[Passage to read Boundary: Start]
Endowment / Foundation

Year founded

AUM

Undisclosed

Location

Region

North America

Country

United States

City

Charlotte

Corporate office

Charlotte, NC, United States

Principals

Michael K. Shields

Chairman, UNC Charlotte Investment Fund Board

Greg Verret

Director of Treasury Services, UNC Charlotte

Niles Sorensen

President, UNC Charlotte Foundation

Sector focus

Real EstateInfrastructurePrivate Credit

Frequently asked questions

Who runs investment decisions at UNCCIF?

The UNC Charlotte Investment Fund Board oversees investment decisions. Michael K. Shields chairs the board and also serves as President and CEO of Piedmont Trust Company. Greg Verret, UNC Charlotte's Director of Treasury Services, oversees day-to-day fund operations, while the board includes real estate executives and former trustees who provide deal-level guidance on property acquisitions and development projects.

Is UNCCIF a typical university endowment?

No. While structurally a supporting foundation for UNC Charlotte, UNCCIF functions more like a real estate development and holding company than a diversified institutional portfolio. Known investments are concentrated in direct property — ground-up hotel development, land banking, and commercial real estate in the University City area — rather than a broad mix of stock, bond, and alternative fund commitments.

How does UNCCIF source its real estate deals?

UNCCIF sources deals through its board members' professional networks in Charlotte's development and construction community. Board member Eric Reichard runs Rodgers Builders, a major contractor, while Fred Klein of Childress Klein has provided advisory input on campus-adjacent projects. The fund also leverages connections to civic figures like Hugh McColl Jr. and institutional relationships through the Urban Land Institute.
[Passage to read Boundary: End]
▸ Questions to answer:
#1 According to the UNC Charlotte Investment Fund profile, which company does Michael K. Shields serve as President and CEO?
#2 Extend the UNC Charlotte Investment Fund profile, starting after its final sentence.
The listing that comes next is not used for any of this work.
[Data records Boundary: Start]
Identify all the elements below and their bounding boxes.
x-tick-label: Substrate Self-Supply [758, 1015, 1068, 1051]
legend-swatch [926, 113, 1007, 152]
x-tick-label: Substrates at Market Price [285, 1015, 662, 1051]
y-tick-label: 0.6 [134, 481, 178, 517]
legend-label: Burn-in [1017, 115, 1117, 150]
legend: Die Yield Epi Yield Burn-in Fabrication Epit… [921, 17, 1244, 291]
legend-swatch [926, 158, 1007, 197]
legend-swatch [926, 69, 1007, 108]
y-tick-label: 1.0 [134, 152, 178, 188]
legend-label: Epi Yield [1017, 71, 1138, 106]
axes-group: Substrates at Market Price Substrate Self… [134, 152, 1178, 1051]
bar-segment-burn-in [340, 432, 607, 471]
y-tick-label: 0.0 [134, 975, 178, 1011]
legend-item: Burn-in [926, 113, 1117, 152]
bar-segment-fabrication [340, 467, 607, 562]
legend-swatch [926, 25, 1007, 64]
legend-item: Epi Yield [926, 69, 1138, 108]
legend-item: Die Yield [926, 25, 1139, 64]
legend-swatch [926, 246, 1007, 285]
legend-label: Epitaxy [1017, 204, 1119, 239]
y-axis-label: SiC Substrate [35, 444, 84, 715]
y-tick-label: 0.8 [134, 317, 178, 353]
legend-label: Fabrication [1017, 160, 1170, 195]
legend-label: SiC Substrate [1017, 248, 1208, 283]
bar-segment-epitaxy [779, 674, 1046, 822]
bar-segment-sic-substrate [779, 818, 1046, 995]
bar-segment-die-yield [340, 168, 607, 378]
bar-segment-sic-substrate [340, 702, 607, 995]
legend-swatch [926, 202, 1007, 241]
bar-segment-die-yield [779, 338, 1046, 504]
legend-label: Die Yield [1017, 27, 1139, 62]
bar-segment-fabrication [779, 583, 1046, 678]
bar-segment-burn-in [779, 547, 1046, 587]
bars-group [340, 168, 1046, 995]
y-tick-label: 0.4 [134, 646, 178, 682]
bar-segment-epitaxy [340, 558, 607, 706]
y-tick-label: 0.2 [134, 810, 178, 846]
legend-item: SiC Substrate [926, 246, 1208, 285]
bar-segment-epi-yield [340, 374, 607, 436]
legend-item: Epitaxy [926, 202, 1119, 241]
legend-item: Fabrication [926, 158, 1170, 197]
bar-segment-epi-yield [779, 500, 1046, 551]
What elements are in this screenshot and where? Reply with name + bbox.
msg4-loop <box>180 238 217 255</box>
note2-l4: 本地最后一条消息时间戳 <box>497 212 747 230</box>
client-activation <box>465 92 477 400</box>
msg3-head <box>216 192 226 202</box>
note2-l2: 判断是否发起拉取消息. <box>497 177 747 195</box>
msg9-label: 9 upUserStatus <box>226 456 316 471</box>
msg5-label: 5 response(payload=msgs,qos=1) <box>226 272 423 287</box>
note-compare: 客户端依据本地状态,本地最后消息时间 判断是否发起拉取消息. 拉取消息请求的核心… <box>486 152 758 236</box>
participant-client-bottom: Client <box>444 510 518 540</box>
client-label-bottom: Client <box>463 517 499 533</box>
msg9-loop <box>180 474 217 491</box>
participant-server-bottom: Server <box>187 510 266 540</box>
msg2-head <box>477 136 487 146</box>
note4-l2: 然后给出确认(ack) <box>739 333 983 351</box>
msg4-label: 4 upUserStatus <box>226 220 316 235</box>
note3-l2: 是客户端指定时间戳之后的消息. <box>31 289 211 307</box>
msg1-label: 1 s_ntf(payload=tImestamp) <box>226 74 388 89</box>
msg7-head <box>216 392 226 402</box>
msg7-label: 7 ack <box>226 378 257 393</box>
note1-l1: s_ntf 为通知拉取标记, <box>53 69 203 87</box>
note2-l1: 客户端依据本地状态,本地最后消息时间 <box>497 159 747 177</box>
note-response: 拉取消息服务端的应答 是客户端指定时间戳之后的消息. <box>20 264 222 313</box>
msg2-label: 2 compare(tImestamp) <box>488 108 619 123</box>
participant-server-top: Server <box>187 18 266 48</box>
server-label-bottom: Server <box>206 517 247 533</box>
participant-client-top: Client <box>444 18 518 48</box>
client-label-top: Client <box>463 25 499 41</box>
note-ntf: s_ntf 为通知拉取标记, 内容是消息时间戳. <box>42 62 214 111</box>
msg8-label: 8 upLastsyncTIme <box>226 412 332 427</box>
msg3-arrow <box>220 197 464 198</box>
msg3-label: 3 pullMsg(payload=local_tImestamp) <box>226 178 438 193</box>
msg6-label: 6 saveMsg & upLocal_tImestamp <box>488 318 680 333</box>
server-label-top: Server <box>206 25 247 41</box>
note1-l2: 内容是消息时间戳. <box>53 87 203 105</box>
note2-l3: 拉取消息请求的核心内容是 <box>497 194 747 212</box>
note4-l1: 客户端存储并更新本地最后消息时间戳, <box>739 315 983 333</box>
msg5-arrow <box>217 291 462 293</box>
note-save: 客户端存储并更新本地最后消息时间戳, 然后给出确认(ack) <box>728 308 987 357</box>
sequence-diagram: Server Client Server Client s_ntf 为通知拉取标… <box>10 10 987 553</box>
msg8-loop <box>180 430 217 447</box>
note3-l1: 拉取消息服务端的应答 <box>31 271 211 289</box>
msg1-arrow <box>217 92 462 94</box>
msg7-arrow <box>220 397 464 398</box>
[Data records Boundary: End]
▸ Set of answers:
#1 Piedmont Trust Company.

#2
What is the UNC Charlotte Marriott Hotel & Conference Center, and why does the endowment own it?

The Marriott is a commercial hotel on university-owned land at 9041 Robert D. Snyder Road. UNCCIF developed it as an income-producing asset that also serves the university's conference and recruiting infrastructure. The project typifies the fund's strategy: using the campus footprint and captive demand to generate market-rate returns while advancing the university's physical growth goals.

What relationship does UNCCIF have to the broader UNC Charlotte Foundation?

UNCCIF is a supporting entity to the UNC Charlotte Foundation, which handles the university's fundraising and endowment administration. Niles Sorensen, the Foundation's president, works alongside the UNCCIF board. The Foundation's board includes UNCCIF-affiliated members like Eric Reichard, creating overlapping governance between philanthropic capital and investment capital.

Does UNCCIF invest in anything beyond real estate?

Publicly available information shows a heavy concentration in direct real estate and land holdings. There is no public record of a diversified portfolio of externally managed equities, hedge funds, or venture positions, though the fund's full balance sheet is not disclosed. The known strategy is buy-and-hold real property acquisition and development in the Charlotte region.

Where does UNCCIF's capital come from?

Capital derives from the UNC Charlotte Foundation's endowment corpus, university-authorized borrowing, property income, and gifts designated for investment rather than immediate expenditure. The hotel project, for instance, involved a mix of university land contributions and financing arrangements. The fund does not accept outside investor capital.